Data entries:
## Start

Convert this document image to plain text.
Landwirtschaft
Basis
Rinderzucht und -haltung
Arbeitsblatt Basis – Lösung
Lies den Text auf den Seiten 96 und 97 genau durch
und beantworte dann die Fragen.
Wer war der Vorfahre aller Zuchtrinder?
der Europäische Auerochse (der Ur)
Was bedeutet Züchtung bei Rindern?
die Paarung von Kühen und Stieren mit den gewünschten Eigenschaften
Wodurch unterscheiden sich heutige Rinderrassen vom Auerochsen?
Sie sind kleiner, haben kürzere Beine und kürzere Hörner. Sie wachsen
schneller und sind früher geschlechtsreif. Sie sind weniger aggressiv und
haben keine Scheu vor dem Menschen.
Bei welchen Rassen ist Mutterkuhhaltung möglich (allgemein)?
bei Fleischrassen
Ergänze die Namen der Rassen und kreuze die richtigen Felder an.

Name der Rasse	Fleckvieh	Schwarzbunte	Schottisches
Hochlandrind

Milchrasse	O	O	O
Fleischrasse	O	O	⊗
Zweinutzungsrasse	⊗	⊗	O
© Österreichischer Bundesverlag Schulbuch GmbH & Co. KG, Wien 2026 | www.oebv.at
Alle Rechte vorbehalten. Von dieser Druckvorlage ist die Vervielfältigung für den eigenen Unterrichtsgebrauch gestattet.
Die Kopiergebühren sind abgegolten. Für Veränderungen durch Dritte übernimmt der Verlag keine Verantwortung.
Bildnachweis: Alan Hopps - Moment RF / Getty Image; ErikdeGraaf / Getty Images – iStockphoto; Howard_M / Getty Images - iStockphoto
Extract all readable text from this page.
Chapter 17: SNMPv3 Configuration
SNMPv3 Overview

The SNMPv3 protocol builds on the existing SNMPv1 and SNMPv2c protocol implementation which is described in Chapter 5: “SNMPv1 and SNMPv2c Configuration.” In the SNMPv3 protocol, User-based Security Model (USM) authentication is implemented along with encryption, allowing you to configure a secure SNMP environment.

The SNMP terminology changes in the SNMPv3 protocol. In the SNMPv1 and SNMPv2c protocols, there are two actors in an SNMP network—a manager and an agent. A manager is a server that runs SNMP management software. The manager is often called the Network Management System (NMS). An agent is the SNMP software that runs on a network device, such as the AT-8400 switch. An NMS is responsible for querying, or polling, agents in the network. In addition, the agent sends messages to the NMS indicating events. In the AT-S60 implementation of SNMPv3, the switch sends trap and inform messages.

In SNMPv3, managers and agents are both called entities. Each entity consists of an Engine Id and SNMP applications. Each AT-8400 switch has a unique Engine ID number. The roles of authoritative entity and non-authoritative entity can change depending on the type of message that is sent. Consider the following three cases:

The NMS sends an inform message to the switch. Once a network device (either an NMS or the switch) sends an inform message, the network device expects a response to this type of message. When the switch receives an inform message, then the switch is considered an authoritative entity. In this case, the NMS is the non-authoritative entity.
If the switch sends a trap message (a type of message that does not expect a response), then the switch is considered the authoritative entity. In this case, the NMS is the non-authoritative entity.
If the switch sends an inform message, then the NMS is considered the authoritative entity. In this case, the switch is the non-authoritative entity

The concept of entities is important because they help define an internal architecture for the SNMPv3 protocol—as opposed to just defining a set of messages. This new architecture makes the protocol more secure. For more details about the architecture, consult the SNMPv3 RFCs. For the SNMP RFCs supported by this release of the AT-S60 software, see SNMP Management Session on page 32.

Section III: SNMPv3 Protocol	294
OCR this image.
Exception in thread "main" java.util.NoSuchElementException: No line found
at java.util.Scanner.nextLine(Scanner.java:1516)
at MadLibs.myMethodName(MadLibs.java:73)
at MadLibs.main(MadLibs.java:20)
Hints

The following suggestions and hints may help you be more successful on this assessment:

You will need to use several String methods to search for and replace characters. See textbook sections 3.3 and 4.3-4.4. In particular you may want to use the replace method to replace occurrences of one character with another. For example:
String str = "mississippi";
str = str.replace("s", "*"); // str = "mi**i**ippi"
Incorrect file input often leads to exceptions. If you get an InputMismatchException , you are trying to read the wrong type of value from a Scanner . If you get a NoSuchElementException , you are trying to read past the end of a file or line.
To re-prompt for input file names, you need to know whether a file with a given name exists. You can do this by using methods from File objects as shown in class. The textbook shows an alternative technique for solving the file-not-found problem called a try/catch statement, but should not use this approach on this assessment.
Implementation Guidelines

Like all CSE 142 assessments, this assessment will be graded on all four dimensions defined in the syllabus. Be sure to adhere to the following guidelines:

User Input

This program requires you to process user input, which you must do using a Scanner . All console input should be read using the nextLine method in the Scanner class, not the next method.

## End

__Objective__
Set every line of the listing down word for word.

__The result__
Convert this document image to plain text.
Landwirtschaft
Basis
Rinderzucht und -haltung
Arbeitsblatt Basis – Lösung
Lies den Text auf den Seiten 96 und 97 genau durch
und beantworte dann die Fragen.
Wer war der Vorfahre aller Zuchtrinder?
der Europäische Auerochse (der Ur)
Was bedeutet Züchtung bei Rindern?
die Paarung von Kühen und Stieren mit den gewünschten Eigenschaften
Wodurch unterscheiden sich heutige Rinderrassen vom Auerochsen?
Sie sind kleiner, haben kürzere Beine und kürzere Hörner. Sie wachsen
schneller und sind früher geschlechtsreif. Sie sind weniger aggressiv und
haben keine Scheu vor dem Menschen.
Bei welchen Rassen ist Mutterkuhhaltung möglich (allgemein)?
bei Fleischrassen
Ergänze die Namen der Rassen und kreuze die richtigen Felder an.

Name der Rasse	Fleckvieh	Schwarzbunte	Schottisches
Hochlandrind

Milchrasse	O	O	O
Fleischrasse	O	O	⊗
Zweinutzungsrasse	⊗	⊗	O
© Österreichischer Bundesverlag Schulbuch GmbH & Co. KG, Wien 2026 | www.oebv.at
Alle Rechte vorbehalten. Von dieser Druckvorlage ist die Vervielfältigung für den eigenen Unterrichtsgebrauch gestattet.
Die Kopiergebühren sind abgegolten. Für Veränderungen durch Dritte übernimmt der Verlag keine Verantwortung.
Bildnachweis: Alan Hopps - Moment RF / Getty Image; ErikdeGraaf / Getty Images – iStockphoto; Howard_M / Getty Images - iStockphoto
Extract all readable text from this page.
Chapter 17: SNMPv3 Configuration
SNMPv3 Overview

The SNMPv3 protocol builds on the existing SNMPv1 and SNMPv2c protocol implementation which is described in Chapter 5: “SNMPv1 and SNMPv2c Configuration.” In the SNMPv3 protocol, User-based Security Model (USM) authentication is implemented along with encryption, allowing you to configure a secure SNMP environment.

The SNMP terminology changes in the SNMPv3 protocol. In the SNMPv1 and SNMPv2c protocols, there are two actors in an SNMP network—a manager and an agent. A manager is a server that runs SNMP management software. The manager is often called the Network Management System (NMS). An agent is the SNMP software that runs on a network device, such as the AT-8400 switch. An NMS is responsible for querying, or polling, agents in the network. In addition, the agent sends messages to the NMS indicating events. In the AT-S60 implementation of SNMPv3, the switch sends trap and inform messages.

In SNMPv3, managers and agents are both called entities. Each entity consists of an Engine Id and SNMP applications. Each AT-8400 switch has a unique Engine ID number. The roles of authoritative entity and non-authoritative entity can change depending on the type of message that is sent. Consider the following three cases:

The NMS sends an inform message to the switch. Once a network device (either an NMS or the switch) sends an inform message, the network device expects a response to this type of message. When the switch receives an inform message, then the switch is considered an authoritative entity. In this case, the NMS is the non-authoritative entity.
If the switch sends a trap message (a type of message that does not expect a response), then the switch is considered the authoritative entity. In this case, the NMS is the non-authoritative entity.
If the switch sends an inform message, then the NMS is considered the authoritative entity. In this case, the switch is the non-authoritative entity

The concept of entities is important because they help define an internal architecture for the SNMPv3 protocol—as opposed to just defining a set of messages. This new architecture makes the protocol more secure. For more details about the architecture, consult the SNMPv3 RFCs. For the SNMP RFCs supported by this release of the AT-S60 software, see SNMP Management Session on page 32.

Section III: SNMPv3 Protocol	294
OCR this image.
Exception in thread "main" java.util.NoSuchElementException: No line found
at java.util.Scanner.nextLine(Scanner.java:1516)
at MadLibs.myMethodName(MadLibs.java:73)
at MadLibs.main(MadLibs.java:20)
Hints

The following suggestions and hints may help you be more successful on this assessment:

You will need to use several String methods to search for and replace characters. See textbook sections 3.3 and 4.3-4.4. In particular you may want to use the replace method to replace occurrences of one character with another. For example:
String str = "mississippi";
str = str.replace("s", "*"); // str = "mi**i**ippi"
Incorrect file input often leads to exceptions. If you get an InputMismatchException , you are trying to read the wrong type of value from a Scanner . If you get a NoSuchElementException , you are trying to read past the end of a file or line.
To re-prompt for input file names, you need to know whether a file with a given name exists. You can do this by using methods from File objects as shown in class. The textbook shows an alternative technique for solving the file-not-found problem called a try/catch statement, but should not use this approach on this assessment.
Implementation Guidelines

Like all CSE 142 assessments, this assessment will be graded on all four dimensions defined in the syllabus. Be sure to adhere to the following guidelines:

User Input

This program requires you to process user input, which you must do using a Scanner . All console input should be read using the nextLine method in the Scanner class, not the next method.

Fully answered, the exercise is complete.